PASSAGE GIVEN >>
* Begin *

So far, we've been focused on building optimizations for data center CPUs. In many cases, these optimizations carry over to desktop x86 CPUs. However, modern desktop/laptop CPUs include specialty compute cores not found in data center CPUs, such as performance cores ("P cores," which are often paired with efficiency "E cores" in an "asymmetric core"). If your CPU includes these P/E cores, MAX Engine simply doesn't use them thoughtfully yet. We have plans to fix this.

Additionally, we haven't optimized for systems with 32+ cores yet. This will also be fixed soon.

If you're seeing slow results that aren't explained here, please let us know.

Why do you only show performance numbers on the CPU?

Our stack is completely extensible to any type of hardware architecture, from commodity silicon to newer types of AI-specific accelerators. We are starting with CPUs because many real-world inference workloads still heavily depend on CPUs. Our stack currently supports x86-64 CPUs from all major hardware vendors, such as Intel and AMD. It also supports the Graviton CPUs available in AWS. We are actively bringing up support for GPU execution, starting with NVIDIA’s GPU. We will share more about our GPU support soon.

Why test with batch size 1?

We started our benchmarking with batch size 1 for a couple reasons: 1) it’s a common batch size for production inference scenarios and 2) it puts runtime efficiencies front-and-center, which helps ensure we are building the most performant possible stack. We have also tested and seen the same relative performance improvements with larger batch sizes. We’ll be releasing those results on our performance dashboard in the near future.

Do you have any benchmarks on GPUs?

We are currently working on adding GPU support. Stay tuned for benchmarks in the near future.

Why are you benchmarking across so many different sequence lengths?

Production NLP deployment scenarios typically involve variable sequence lengths. One of the defining features of MAX Engine is that it supports full dynamic shapes, meaning that it’s not padding shorter sequence lengths or having to recompile when sequence lengths change. Therefore, we benchmark on a variety of sequence lengths to show the relative speedups you should expect depending on the distribution of sequence lengths in your data.

Future work

Your launch keynote also mentioned a “cloud serving platform” – what’s the deal with that?

* End *

ENTRIES >>
* Begin *

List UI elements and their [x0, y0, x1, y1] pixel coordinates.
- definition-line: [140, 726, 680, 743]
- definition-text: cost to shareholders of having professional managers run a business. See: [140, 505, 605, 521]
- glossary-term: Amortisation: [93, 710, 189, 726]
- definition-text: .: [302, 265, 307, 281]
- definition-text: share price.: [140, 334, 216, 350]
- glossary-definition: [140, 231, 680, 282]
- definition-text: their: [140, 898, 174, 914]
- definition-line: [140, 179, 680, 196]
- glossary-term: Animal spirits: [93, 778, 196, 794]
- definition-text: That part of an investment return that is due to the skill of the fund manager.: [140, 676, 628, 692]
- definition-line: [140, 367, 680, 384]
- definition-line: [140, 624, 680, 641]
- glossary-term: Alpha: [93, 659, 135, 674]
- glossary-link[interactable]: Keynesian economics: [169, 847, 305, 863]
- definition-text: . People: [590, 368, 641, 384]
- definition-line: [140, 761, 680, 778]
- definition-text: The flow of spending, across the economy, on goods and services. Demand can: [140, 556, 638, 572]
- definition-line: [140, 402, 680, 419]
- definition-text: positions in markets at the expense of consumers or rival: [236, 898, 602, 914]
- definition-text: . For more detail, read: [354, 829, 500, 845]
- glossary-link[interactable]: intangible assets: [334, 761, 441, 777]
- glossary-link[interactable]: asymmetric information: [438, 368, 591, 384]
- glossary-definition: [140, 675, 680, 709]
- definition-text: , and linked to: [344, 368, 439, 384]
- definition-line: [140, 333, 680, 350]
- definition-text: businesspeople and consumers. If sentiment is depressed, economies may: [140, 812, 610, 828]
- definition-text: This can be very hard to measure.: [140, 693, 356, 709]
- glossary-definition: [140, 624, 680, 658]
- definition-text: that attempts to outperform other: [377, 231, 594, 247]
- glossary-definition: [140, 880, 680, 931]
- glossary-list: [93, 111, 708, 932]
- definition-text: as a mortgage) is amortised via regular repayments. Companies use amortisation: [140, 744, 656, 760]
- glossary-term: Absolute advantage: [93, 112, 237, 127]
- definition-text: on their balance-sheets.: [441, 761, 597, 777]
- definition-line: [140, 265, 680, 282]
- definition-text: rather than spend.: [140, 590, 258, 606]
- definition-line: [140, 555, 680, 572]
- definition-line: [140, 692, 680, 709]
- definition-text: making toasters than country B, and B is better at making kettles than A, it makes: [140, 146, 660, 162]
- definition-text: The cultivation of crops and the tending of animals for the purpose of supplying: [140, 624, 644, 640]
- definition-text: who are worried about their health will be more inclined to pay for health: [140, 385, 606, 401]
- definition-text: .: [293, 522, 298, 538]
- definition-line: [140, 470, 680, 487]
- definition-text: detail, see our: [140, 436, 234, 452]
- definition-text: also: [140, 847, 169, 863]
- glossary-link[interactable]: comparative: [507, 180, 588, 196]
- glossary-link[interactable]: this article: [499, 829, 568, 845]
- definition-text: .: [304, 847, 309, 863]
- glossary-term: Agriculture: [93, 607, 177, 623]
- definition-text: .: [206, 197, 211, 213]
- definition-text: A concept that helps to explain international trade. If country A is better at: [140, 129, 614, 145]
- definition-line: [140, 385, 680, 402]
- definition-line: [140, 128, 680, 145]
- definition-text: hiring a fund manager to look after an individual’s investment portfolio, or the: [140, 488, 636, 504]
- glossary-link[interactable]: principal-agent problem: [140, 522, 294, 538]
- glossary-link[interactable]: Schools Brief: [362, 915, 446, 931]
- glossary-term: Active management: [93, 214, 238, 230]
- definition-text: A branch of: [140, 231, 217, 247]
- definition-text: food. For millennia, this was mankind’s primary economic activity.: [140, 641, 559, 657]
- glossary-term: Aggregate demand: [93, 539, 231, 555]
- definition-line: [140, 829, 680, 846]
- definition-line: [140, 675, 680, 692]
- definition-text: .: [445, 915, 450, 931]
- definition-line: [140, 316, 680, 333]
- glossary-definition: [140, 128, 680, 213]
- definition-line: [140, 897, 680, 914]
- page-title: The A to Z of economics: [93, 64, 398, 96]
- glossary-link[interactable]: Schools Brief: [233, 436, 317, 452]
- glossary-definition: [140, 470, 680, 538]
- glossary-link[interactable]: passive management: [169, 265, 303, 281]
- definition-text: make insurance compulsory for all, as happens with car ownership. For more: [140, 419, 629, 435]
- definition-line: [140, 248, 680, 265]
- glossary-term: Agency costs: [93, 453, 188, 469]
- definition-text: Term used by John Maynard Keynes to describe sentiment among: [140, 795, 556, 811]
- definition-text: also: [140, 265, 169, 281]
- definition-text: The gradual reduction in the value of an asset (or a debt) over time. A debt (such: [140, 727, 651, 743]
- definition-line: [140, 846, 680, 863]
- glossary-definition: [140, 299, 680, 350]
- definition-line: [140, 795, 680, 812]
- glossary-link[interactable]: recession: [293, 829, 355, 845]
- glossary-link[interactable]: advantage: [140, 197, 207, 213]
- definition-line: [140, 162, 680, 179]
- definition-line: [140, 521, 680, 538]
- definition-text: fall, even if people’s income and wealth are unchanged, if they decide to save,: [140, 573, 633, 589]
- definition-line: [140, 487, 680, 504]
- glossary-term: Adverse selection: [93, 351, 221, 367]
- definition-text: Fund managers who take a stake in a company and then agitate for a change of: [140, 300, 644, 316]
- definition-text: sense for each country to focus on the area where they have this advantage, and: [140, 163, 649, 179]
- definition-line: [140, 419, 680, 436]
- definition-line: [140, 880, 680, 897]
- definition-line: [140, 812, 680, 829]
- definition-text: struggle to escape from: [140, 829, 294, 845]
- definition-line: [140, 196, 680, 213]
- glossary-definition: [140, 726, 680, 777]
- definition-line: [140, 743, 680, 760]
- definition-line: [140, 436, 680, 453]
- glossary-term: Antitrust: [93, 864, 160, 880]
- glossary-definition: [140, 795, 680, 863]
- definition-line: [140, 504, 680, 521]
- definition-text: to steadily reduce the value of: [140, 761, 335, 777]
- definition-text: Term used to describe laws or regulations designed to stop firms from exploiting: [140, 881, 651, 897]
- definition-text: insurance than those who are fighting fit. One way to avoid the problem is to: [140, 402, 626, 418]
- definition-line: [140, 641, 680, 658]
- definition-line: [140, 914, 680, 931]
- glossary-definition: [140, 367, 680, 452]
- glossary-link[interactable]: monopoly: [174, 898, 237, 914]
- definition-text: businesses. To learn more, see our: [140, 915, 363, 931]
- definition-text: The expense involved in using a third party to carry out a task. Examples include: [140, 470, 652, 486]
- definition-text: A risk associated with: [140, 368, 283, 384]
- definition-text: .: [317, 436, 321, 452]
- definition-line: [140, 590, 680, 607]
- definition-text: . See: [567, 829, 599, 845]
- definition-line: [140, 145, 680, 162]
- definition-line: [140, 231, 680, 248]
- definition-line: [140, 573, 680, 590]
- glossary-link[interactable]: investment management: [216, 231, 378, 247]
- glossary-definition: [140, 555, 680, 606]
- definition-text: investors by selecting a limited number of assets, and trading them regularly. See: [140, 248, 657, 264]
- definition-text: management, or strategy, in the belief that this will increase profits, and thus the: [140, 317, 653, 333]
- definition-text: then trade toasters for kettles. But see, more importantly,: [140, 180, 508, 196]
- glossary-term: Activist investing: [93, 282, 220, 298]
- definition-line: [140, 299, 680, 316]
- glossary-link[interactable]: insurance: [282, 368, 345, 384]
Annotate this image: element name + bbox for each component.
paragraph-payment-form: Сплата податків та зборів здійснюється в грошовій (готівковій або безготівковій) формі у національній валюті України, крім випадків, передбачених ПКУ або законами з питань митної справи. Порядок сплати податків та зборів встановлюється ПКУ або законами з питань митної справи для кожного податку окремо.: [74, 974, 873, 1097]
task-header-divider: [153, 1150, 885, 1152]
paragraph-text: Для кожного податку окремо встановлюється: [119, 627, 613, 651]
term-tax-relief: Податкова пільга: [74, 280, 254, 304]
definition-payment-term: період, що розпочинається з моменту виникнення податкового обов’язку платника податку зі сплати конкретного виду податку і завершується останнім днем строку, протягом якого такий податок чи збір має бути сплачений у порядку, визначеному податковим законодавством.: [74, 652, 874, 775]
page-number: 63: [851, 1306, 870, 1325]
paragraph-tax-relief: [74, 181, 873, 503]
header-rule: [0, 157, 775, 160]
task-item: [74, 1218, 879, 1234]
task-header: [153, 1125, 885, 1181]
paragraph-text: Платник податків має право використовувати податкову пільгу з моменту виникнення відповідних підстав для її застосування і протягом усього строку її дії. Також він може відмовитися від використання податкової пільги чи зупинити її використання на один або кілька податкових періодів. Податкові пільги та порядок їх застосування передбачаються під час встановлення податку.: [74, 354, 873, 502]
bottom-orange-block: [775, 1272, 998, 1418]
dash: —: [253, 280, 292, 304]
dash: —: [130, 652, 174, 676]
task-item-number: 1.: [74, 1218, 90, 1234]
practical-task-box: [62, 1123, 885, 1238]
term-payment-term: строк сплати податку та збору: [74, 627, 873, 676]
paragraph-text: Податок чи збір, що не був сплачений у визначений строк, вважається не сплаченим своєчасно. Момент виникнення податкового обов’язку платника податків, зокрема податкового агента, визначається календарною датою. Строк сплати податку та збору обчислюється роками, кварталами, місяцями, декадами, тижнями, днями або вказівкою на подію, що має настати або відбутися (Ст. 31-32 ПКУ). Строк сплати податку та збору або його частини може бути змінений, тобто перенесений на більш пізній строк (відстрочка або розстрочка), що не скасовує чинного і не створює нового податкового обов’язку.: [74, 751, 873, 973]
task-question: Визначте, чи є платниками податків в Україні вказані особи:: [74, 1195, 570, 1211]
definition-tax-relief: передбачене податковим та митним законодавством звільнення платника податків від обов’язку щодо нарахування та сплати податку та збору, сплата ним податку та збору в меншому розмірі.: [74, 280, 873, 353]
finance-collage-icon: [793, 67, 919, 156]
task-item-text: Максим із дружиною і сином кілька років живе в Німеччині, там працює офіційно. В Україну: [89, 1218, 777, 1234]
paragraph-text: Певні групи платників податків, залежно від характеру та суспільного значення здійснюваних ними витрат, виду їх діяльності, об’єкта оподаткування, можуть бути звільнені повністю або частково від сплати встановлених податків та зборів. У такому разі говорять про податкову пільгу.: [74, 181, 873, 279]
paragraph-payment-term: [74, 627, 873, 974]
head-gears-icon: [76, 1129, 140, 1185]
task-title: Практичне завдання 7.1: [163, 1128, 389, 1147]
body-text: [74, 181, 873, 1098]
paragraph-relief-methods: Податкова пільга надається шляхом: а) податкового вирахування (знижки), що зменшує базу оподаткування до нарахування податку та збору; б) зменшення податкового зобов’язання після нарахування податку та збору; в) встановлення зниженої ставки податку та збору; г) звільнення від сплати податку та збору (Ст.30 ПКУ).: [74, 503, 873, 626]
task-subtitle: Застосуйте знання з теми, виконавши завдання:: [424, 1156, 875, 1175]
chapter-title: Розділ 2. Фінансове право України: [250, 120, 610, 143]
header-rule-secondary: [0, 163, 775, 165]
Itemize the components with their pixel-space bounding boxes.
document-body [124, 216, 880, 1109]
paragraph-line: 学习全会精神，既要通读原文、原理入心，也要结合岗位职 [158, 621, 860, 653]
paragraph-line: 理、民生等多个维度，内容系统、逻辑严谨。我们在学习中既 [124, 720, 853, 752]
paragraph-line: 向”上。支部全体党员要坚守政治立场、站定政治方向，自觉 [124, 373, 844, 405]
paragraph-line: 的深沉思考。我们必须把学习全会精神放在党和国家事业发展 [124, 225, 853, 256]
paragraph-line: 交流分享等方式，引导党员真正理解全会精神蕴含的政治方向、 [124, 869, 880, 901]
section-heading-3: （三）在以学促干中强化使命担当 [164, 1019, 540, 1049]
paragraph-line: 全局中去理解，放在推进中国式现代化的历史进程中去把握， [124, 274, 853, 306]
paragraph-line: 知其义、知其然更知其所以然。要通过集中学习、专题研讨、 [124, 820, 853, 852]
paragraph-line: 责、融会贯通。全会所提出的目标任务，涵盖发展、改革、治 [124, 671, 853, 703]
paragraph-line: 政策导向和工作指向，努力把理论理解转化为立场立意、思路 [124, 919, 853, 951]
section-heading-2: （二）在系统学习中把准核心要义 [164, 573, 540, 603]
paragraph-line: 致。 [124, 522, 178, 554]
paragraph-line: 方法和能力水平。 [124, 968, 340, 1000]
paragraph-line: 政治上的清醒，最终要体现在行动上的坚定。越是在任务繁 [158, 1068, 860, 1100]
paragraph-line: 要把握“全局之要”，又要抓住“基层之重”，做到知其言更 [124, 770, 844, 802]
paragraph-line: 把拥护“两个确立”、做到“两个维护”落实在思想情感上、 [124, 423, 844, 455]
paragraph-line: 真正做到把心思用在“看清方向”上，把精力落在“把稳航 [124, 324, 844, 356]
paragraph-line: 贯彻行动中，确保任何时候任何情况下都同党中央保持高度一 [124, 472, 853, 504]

* End *

WRITTEN EXERCISE >> According to the MAX Engine passage, which vendor's GPU is the first target for GPU execution support?

RESPONSE TO THIS TASK >> NVIDIA's GPU.